======== Input material ========
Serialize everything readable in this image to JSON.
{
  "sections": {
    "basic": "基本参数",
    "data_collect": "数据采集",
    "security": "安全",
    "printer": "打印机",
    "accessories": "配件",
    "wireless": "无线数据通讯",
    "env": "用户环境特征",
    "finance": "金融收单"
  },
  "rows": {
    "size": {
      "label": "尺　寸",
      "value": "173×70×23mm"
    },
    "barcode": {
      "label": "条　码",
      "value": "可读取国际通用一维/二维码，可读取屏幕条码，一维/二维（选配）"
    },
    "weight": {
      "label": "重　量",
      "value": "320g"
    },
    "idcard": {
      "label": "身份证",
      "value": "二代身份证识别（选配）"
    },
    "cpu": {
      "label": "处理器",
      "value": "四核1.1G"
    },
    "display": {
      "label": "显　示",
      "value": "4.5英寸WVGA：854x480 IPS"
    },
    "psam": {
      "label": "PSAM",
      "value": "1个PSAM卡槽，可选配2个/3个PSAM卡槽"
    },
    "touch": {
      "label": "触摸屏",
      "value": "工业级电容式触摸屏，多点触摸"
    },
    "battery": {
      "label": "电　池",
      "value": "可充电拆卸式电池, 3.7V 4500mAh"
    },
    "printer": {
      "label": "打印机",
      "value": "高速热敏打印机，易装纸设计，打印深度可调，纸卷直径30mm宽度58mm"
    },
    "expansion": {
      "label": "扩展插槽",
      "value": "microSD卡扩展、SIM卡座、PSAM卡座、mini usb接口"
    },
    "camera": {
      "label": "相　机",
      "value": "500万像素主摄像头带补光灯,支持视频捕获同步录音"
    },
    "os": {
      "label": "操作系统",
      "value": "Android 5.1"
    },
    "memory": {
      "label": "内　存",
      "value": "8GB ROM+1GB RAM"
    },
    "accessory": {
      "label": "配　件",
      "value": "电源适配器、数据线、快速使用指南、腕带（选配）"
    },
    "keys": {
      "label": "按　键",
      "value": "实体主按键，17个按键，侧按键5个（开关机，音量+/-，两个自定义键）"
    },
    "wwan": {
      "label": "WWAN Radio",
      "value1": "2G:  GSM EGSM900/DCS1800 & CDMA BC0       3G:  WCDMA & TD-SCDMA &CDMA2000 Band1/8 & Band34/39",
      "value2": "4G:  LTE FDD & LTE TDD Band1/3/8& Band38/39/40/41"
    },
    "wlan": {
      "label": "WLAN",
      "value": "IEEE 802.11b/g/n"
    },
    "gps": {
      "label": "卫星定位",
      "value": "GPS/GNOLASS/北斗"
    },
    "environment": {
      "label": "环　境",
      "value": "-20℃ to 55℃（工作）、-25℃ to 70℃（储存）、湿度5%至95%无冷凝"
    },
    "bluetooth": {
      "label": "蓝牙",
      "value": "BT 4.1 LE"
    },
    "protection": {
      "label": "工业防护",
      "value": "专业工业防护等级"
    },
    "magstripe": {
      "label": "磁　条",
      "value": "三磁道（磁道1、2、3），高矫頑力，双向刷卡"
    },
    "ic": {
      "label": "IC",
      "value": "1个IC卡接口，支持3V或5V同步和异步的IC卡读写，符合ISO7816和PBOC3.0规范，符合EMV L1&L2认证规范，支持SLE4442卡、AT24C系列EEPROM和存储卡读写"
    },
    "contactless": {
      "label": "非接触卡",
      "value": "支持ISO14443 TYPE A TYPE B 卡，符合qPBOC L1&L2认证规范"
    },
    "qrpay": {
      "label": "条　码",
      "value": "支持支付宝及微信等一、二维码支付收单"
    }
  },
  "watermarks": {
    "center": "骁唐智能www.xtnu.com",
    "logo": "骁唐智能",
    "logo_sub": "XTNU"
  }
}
========
Stated exercise
Write out the full set of records exactly as given.

Answer for the task
Serialize everything readable in this image to JSON.
{
  "sections": {
    "basic": "基本参数",
    "data_collect": "数据采集",
    "security": "安全",
    "printer": "打印机",
    "accessories": "配件",
    "wireless": "无线数据通讯",
    "env": "用户环境特征",
    "finance": "金融收单"
  },
  "rows": {
    "size": {
      "label": "尺　寸",
      "value": "173×70×23mm"
    },
    "barcode": {
      "label": "条　码",
      "value": "可读取国际通用一维/二维码，可读取屏幕条码，一维/二维（选配）"
    },
    "weight": {
      "label": "重　量",
      "value": "320g"
    },
    "idcard": {
      "label": "身份证",
      "value": "二代身份证识别（选配）"
    },
    "cpu": {
      "label": "处理器",
      "value": "四核1.1G"
    },
    "display": {
      "label": "显　示",
      "value": "4.5英寸WVGA：854x480 IPS"
    },
    "psam": {
      "label": "PSAM",
      "value": "1个PSAM卡槽，可选配2个/3个PSAM卡槽"
    },
    "touch": {
      "label": "触摸屏",
      "value": "工业级电容式触摸屏，多点触摸"
    },
    "battery": {
      "label": "电　池",
      "value": "可充电拆卸式电池, 3.7V 4500mAh"
    },
    "printer": {
      "label": "打印机",
      "value": "高速热敏打印机，易装纸设计，打印深度可调，纸卷直径30mm宽度58mm"
    },
    "expansion": {
      "label": "扩展插槽",
      "value": "microSD卡扩展、SIM卡座、PSAM卡座、mini usb接口"
    },
    "camera": {
      "label": "相　机",
      "value": "500万像素主摄像头带补光灯,支持视频捕获同步录音"
    },
    "os": {
      "label": "操作系统",
      "value": "Android 5.1"
    },
    "memory": {
      "label": "内　存",
      "value": "8GB ROM+1GB RAM"
    },
    "accessory": {
      "label": "配　件",
      "value": "电源适配器、数据线、快速使用指南、腕带（选配）"
    },
    "keys": {
      "label": "按　键",
      "value": "实体主按键，17个按键，侧按键5个（开关机，音量+/-，两个自定义键）"
    },
    "wwan": {
      "label": "WWAN Radio",
      "value1": "2G:  GSM EGSM900/DCS1800 & CDMA BC0       3G:  WCDMA & TD-SCDMA &CDMA2000 Band1/8 & Band34/39",
      "value2": "4G:  LTE FDD & LTE TDD Band1/3/8& Band38/39/40/41"
    },
    "wlan": {
      "label": "WLAN",
      "value": "IEEE 802.11b/g/n"
    },
    "gps": {
      "label": "卫星定位",
      "value": "GPS/GNOLASS/北斗"
    },
    "environment": {
      "label": "环　境",
      "value": "-20℃ to 55℃（工作）、-25℃ to 70℃（储存）、湿度5%至95%无冷凝"
    },
    "bluetooth": {
      "label": "蓝牙",
      "value": "BT 4.1 LE"
    },
    "protection": {
      "label": "工业防护",
      "value": "专业工业防护等级"
    },
    "magstripe": {
      "label": "磁　条",
      "value": "三磁道（磁道1、2、3），高矫頑力，双向刷卡"
    },
    "ic": {
      "label": "IC",
      "value": "1个IC卡接口，支持3V或5V同步和异步的IC卡读写，符合ISO7816和PBOC3.0规范，符合EMV L1&L2认证规范，支持SLE4442卡、AT24C系列EEPROM和存储卡读写"
    },
    "contactless": {
      "label": "非接触卡",
      "value": "支持ISO14443 TYPE A TYPE B 卡，符合qPBOC L1&L2认证规范"
    },
    "qrpay": {
      "label": "条　码",
      "value": "支持支付宝及微信等一、二维码支付收单"
    }
  },
  "watermarks": {
    "center": "骁唐智能www.xtnu.com",
    "logo": "骁唐智能",
    "logo_sub": "XTNU"
  }
}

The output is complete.